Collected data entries
....

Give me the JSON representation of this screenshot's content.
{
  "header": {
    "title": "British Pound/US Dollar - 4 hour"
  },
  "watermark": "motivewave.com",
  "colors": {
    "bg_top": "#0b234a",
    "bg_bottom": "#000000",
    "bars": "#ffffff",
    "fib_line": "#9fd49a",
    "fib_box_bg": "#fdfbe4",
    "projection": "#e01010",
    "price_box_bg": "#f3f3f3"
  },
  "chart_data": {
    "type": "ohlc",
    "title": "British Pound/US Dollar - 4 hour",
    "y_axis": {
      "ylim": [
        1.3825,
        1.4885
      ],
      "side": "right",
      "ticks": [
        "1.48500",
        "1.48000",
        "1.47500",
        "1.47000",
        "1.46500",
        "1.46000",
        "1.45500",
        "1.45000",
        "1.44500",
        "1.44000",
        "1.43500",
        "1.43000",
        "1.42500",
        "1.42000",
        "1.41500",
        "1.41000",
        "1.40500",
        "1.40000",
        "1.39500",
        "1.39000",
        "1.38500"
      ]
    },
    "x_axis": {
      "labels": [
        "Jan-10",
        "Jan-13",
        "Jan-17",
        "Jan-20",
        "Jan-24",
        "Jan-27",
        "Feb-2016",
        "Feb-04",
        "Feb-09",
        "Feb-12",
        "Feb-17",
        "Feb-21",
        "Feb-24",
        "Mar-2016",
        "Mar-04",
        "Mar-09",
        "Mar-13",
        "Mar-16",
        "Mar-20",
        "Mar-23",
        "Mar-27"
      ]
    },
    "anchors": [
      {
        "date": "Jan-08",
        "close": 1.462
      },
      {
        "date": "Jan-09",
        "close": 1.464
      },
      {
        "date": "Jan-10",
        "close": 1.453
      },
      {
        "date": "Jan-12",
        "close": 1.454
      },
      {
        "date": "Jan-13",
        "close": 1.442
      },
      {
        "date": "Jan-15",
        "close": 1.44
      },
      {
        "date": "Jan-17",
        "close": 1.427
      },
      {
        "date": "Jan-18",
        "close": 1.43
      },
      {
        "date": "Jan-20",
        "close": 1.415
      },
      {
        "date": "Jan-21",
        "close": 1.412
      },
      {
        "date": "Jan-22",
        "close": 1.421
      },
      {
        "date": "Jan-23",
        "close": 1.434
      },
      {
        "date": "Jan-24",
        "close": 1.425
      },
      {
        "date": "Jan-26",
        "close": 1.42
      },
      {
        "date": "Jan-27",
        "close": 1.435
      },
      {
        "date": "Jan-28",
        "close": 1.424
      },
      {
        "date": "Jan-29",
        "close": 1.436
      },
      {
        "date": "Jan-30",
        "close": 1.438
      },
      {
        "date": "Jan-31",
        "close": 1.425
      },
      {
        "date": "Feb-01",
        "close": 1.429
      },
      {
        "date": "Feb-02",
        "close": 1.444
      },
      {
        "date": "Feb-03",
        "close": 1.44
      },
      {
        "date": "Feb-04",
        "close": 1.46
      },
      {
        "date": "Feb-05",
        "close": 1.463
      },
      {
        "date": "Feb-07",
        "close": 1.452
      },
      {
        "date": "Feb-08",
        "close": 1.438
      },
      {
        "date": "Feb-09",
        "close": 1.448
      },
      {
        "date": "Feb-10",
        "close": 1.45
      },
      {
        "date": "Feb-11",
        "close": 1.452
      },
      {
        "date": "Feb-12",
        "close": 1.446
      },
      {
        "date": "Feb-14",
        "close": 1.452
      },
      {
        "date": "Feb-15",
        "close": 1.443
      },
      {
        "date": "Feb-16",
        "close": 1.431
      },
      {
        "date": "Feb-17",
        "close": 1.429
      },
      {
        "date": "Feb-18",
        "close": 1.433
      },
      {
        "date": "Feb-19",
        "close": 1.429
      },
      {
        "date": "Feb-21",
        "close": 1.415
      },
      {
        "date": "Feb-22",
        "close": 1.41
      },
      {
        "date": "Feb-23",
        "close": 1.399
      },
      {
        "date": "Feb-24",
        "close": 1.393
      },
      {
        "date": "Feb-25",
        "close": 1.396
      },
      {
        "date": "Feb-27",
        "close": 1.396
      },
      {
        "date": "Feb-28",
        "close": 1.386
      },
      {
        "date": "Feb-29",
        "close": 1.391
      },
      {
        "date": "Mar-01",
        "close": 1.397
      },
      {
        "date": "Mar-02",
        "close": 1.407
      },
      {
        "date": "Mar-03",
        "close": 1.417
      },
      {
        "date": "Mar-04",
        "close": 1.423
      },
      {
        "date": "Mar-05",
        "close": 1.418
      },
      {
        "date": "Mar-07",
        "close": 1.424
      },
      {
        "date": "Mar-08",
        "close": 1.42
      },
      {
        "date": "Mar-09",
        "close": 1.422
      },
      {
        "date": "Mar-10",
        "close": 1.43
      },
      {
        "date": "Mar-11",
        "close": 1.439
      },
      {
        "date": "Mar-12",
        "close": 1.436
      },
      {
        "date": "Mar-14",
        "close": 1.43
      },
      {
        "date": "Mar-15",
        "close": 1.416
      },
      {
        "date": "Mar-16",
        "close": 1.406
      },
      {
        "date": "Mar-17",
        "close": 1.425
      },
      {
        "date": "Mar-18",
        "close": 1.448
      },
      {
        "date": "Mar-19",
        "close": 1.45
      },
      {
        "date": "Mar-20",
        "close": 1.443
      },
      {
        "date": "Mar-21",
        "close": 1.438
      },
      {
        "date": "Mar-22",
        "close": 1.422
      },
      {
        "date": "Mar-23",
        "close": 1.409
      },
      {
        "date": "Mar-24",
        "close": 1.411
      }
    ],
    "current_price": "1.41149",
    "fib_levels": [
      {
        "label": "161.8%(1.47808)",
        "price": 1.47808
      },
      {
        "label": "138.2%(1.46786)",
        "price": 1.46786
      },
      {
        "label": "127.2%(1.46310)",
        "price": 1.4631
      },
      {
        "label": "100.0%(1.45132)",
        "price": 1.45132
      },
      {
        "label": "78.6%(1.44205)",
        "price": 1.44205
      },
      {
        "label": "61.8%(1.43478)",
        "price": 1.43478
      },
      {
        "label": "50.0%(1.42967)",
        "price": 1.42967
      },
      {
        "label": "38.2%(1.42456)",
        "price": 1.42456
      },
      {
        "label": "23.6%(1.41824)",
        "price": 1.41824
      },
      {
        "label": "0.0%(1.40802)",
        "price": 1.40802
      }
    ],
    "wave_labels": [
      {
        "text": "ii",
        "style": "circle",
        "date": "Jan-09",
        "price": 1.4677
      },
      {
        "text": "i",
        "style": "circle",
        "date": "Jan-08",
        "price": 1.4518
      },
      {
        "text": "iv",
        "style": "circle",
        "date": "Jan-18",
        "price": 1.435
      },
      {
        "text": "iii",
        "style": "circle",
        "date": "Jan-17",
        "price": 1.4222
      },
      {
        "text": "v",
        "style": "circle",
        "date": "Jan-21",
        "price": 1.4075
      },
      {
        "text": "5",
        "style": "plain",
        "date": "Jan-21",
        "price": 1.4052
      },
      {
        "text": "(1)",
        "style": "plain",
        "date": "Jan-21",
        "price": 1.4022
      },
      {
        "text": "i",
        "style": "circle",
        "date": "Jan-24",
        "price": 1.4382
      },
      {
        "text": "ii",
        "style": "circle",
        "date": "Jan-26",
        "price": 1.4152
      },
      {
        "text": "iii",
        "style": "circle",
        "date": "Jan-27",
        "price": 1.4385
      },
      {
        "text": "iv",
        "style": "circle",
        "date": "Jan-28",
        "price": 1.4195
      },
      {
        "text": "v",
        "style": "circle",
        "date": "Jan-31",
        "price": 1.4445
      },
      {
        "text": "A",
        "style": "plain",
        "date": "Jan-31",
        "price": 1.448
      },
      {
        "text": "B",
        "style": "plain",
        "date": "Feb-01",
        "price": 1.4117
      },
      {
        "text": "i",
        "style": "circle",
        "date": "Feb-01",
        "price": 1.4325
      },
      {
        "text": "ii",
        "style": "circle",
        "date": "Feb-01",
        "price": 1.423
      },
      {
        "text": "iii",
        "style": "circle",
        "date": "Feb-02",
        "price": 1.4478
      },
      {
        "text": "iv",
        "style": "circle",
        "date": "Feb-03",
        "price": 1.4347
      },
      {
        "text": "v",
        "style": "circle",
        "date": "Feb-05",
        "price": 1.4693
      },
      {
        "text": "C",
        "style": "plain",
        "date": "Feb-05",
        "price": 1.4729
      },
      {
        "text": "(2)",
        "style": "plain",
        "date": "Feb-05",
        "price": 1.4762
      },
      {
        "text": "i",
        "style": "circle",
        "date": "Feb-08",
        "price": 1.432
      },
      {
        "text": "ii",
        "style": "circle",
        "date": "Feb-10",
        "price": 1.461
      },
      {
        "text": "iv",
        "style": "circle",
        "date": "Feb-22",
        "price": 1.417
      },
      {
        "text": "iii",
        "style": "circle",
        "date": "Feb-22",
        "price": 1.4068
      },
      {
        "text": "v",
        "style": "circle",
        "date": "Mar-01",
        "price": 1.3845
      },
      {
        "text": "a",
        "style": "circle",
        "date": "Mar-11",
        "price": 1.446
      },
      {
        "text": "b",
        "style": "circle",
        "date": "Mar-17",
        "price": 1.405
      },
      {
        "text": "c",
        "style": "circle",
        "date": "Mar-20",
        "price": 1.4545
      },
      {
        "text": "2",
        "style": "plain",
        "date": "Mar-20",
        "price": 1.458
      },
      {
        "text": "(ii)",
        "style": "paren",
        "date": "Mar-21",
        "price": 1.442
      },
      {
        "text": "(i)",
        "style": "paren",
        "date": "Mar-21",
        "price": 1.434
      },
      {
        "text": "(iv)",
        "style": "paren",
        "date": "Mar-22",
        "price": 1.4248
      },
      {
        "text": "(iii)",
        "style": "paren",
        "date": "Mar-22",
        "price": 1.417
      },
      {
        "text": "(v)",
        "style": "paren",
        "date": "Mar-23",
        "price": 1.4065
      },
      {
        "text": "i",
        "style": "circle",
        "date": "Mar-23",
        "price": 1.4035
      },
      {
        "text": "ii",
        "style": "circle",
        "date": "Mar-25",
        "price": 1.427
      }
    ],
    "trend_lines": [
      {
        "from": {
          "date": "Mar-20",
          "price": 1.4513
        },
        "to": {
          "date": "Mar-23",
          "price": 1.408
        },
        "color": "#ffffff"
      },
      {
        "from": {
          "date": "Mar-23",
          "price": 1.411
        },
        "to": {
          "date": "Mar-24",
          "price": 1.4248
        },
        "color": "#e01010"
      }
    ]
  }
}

....

Copy down every line of the entries containing the word "Dollar".

    "title": "British Pound/US Dollar - 4 hour"
    "title": "British Pound/US Dollar - 4 hour",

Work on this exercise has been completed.